> Records to use
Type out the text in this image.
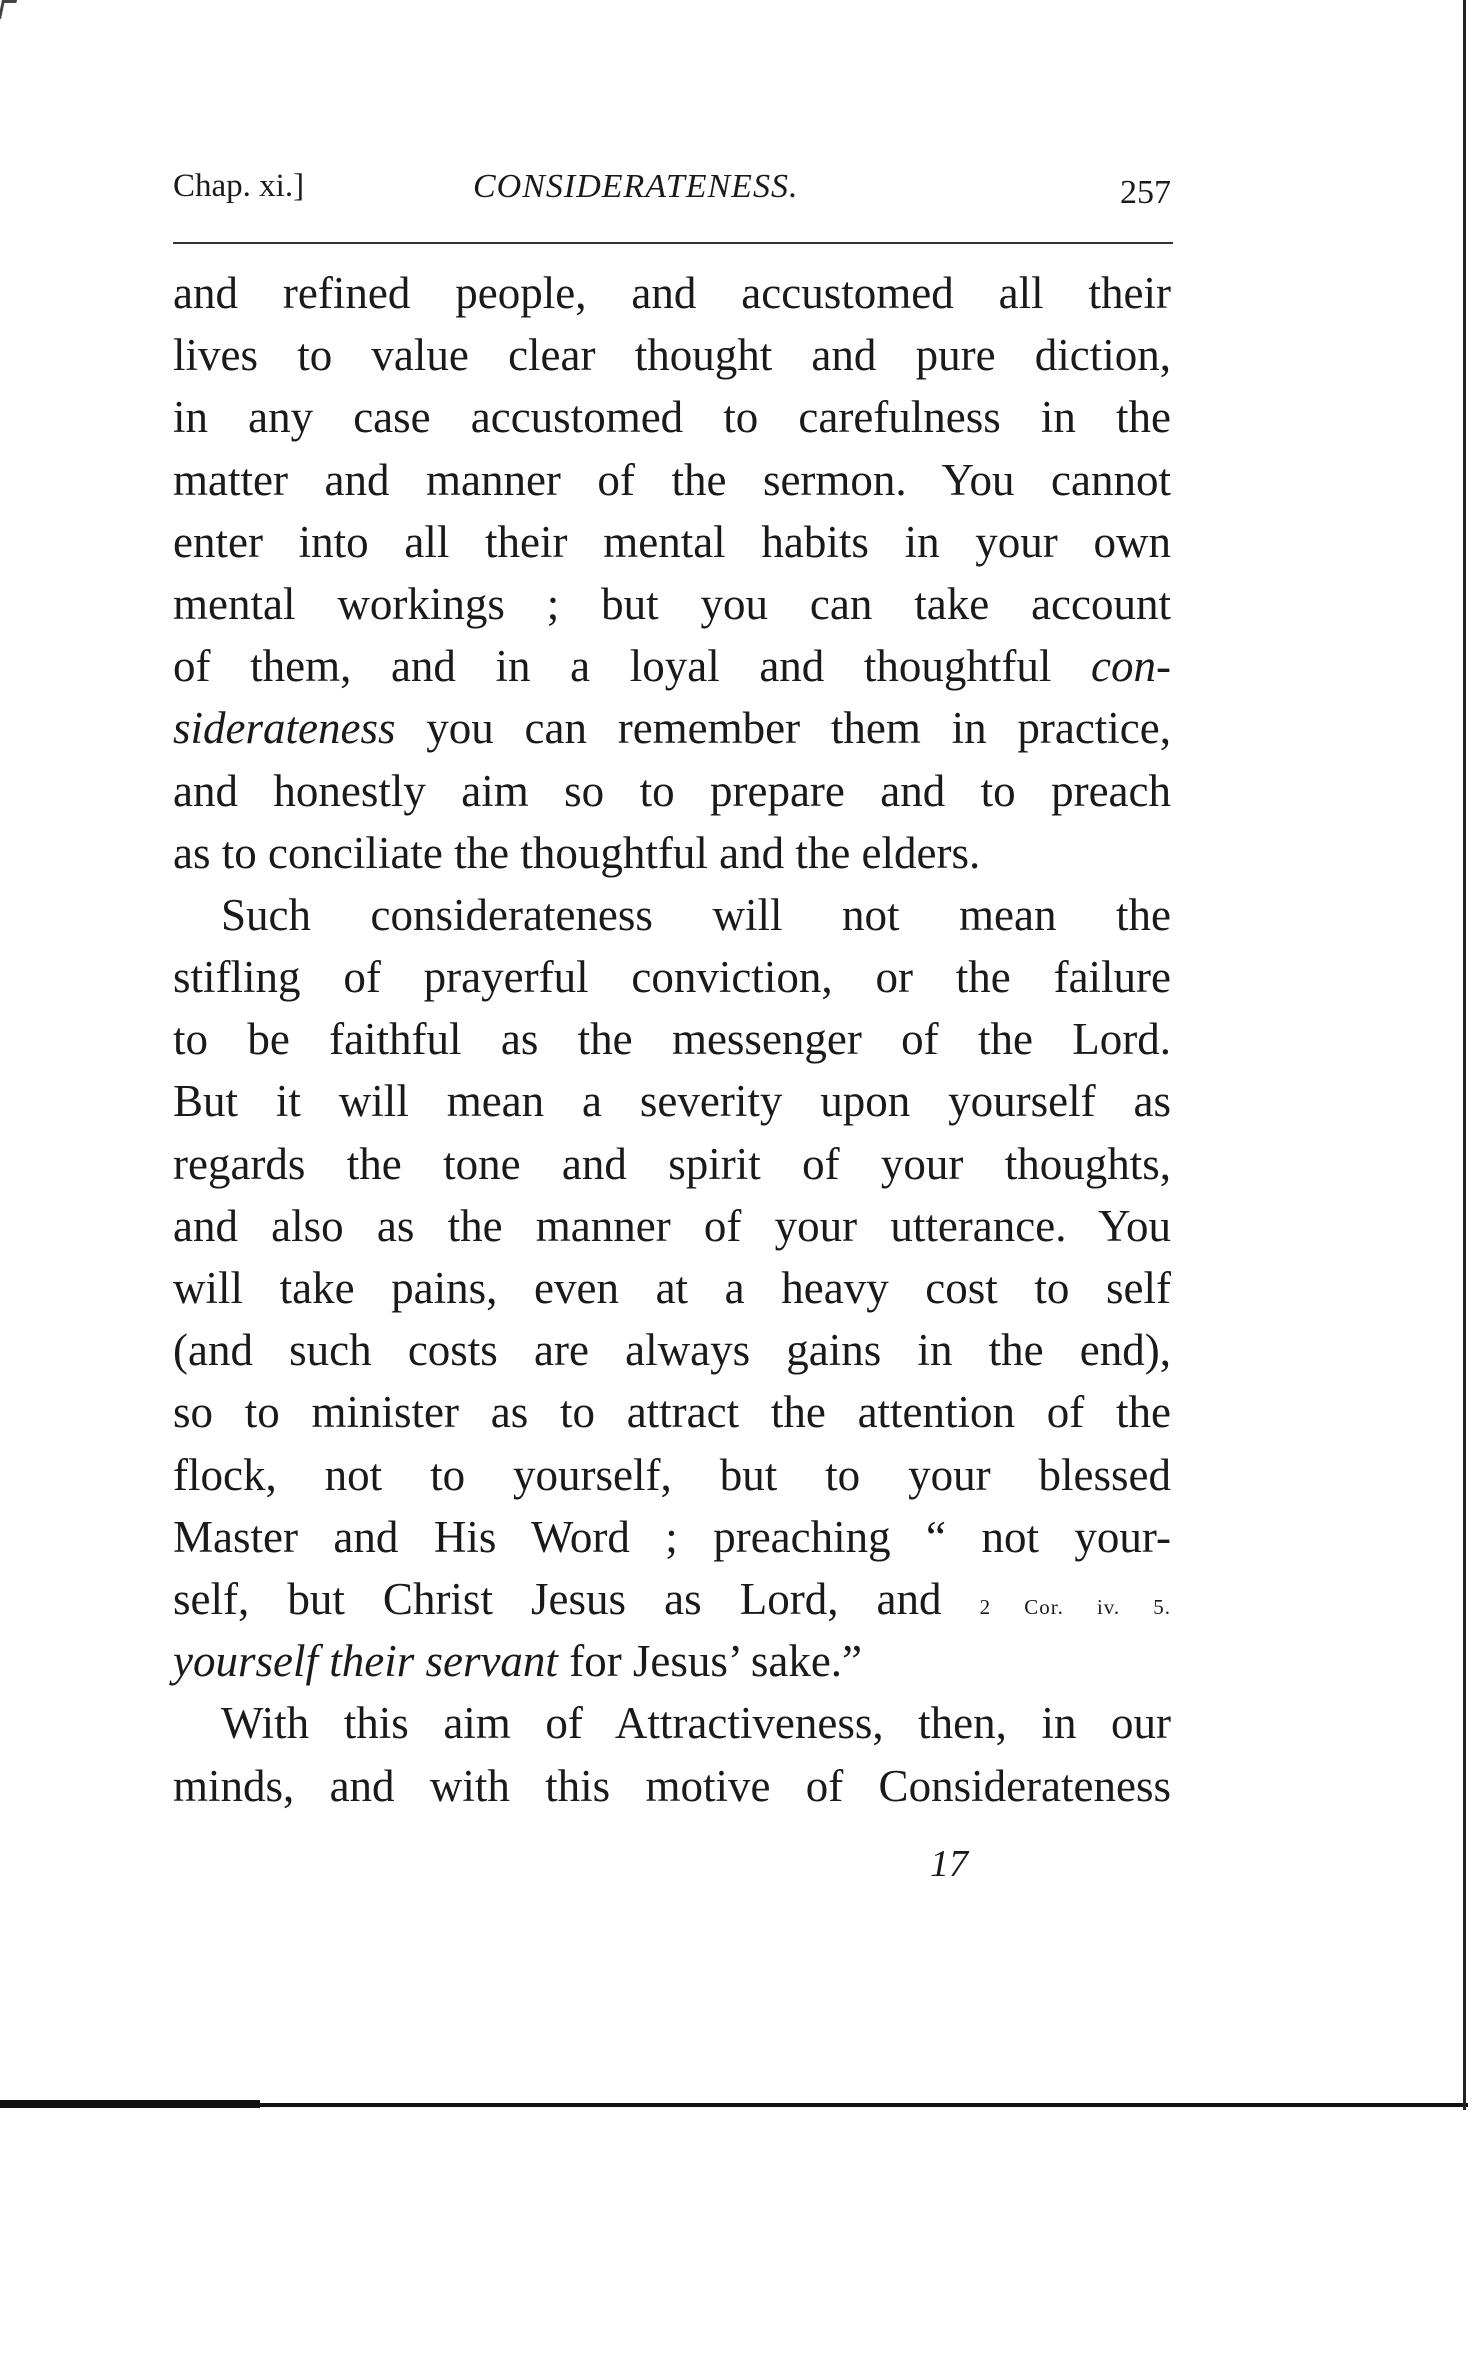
Chap. xi.]	CONSIDERATENESS.	257
and refined people, and accustomed all their
lives to value clear thought and pure diction,
in any case accustomed to carefulness in the
matter and manner of the sermon. You cannot
enter into all their mental habits in your own
mental workings ; but you can take account
of them, and in a loyal and thoughtful con-
siderateness you can remember them in practice,
and honestly aim so to prepare and to preach
as to conciliate the thoughtful and the elders.
Such considerateness will not mean the
stifling of prayerful conviction, or the failure
to be faithful as the messenger of the Lord.
But it will mean a severity upon yourself as
regards the tone and spirit of your thoughts,
and also as the manner of your utterance. You
will take pains, even at a heavy cost to self
(and such costs are always gains in the end),
so to minister as to attract the attention of the
flock, not to yourself, but to your blessed
Master and His Word ; preaching “ not your-
self, but Christ Jesus as Lord, and 2 Cor. iv. 5.
yourself their servant for Jesus’ sake.”
With this aim of Attractiveness, then, in our
minds, and with this motive of Considerateness
17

> Task objective
Set down every entry word for word, but omit the pictures.

> Reply to the task
Type out the text in this image.
Chap. xi.]	CONSIDERATENESS.	257
and refined people, and accustomed all their
lives to value clear thought and pure diction,
in any case accustomed to carefulness in the
matter and manner of the sermon. You cannot
enter into all their mental habits in your own
mental workings ; but you can take account
of them, and in a loyal and thoughtful con-
siderateness you can remember them in practice,
and honestly aim so to prepare and to preach
as to conciliate the thoughtful and the elders.
Such considerateness will not mean the
stifling of prayerful conviction, or the failure
to be faithful as the messenger of the Lord.
But it will mean a severity upon yourself as
regards the tone and spirit of your thoughts,
and also as the manner of your utterance. You
will take pains, even at a heavy cost to self
(and such costs are always gains in the end),
so to minister as to attract the attention of the
flock, not to yourself, but to your blessed
Master and His Word ; preaching “ not your-
self, but Christ Jesus as Lord, and 2 Cor. iv. 5.
yourself their servant for Jesus’ sake.”
With this aim of Attractiveness, then, in our
minds, and with this motive of Considerateness
17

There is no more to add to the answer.